Jak podaje Gulf News, „próba porwania samolotu linii lotniczych Biman Airlines została udaremniona w Bangladeszu". Do zdarzenia doszło w niedzielę po południu. – Pasażer zgłosił, że zauważył u innego pasażera przedmiot podobny do karabinu. Jak tylko maszyna wylądowała w Cottogram (miasto w Bangladeszu – red.), obsługa ewakuowała pasażerów z samolotu – powiedział informator portalu Gulf News. Wcześniej pracownicy linii lotniczych, które obsługiwały lot, podjęli działania, w celu weryfikacji, czy na pokładzie faktycznie znajduje się osoba z niebezpiecznym przedmiotem.
Z ustaleń wspomnianego portalu wynika, że samolot, na którego pokładzie doszło do opisywanego zdarzenia, leciał z Dhaki do Dubaju. Ewakuowani w Cottogram pasażerowie zostali bezpiecznie przeprowadzeni do terminalu, a komandosi otoczyli samolot, by obezwładnić osobę, która posiadała broń. Jak podano, człowiek ten może mieć problemy zdrowotne. Podejrzewa się, że „choruje na depresję”. Na ten moment nie uważa się, by za próbą porwania samolotu stała jakakolwiek organizacja.
* * *
### Treść polecenia
Przepisz bez żadnych zmian część tekstu o próbie porwania samolotu, zaczynając od słów „Z ustaleń wspomnianego” i kończąc na słowach „stała jakakolwiek organizacja.”, łącznie z nimi.

### Prezentowane dane
* * *
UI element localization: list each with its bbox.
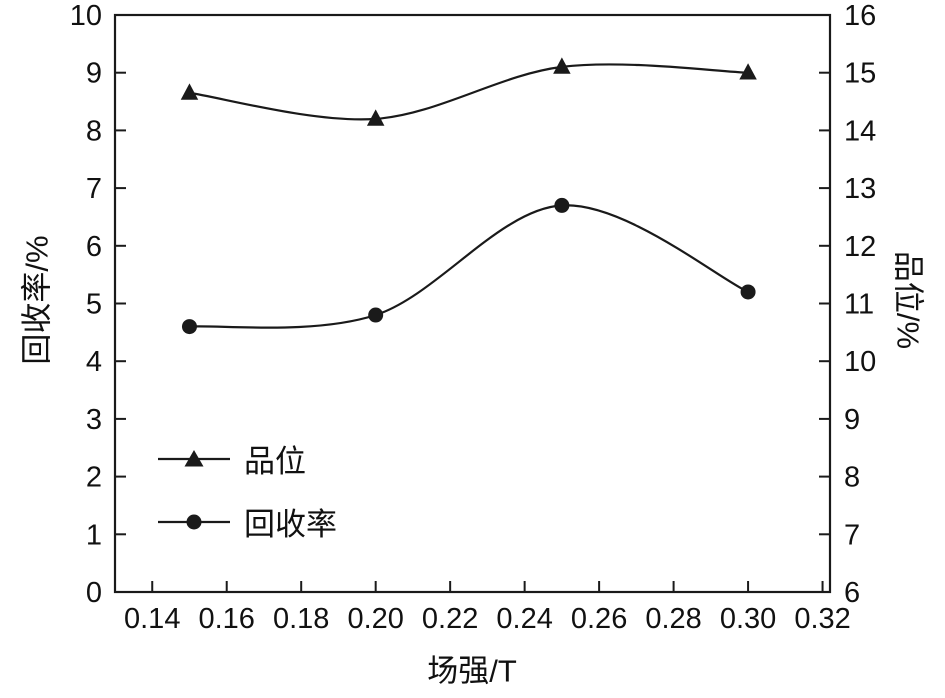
* * *
### Wynik ćwiczenia
Z ustaleń wspomnianego portalu wynika, że samolot, na którego pokładzie doszło do opisywanego zdarzenia, leciał z Dhaki do Dubaju. Ewakuowani w Cottogram pasażerowie zostali bezpiecznie przeprowadzeni do terminalu, a komandosi otoczyli samolot, by obezwładnić osobę, która posiadała broń. Jak podano, człowiek ten może mieć problemy zdrowotne. Podejrzewa się, że „choruje na depresję”. Na ten moment nie uważa się, by za próbą porwania samolotu stała jakakolwiek organizacja.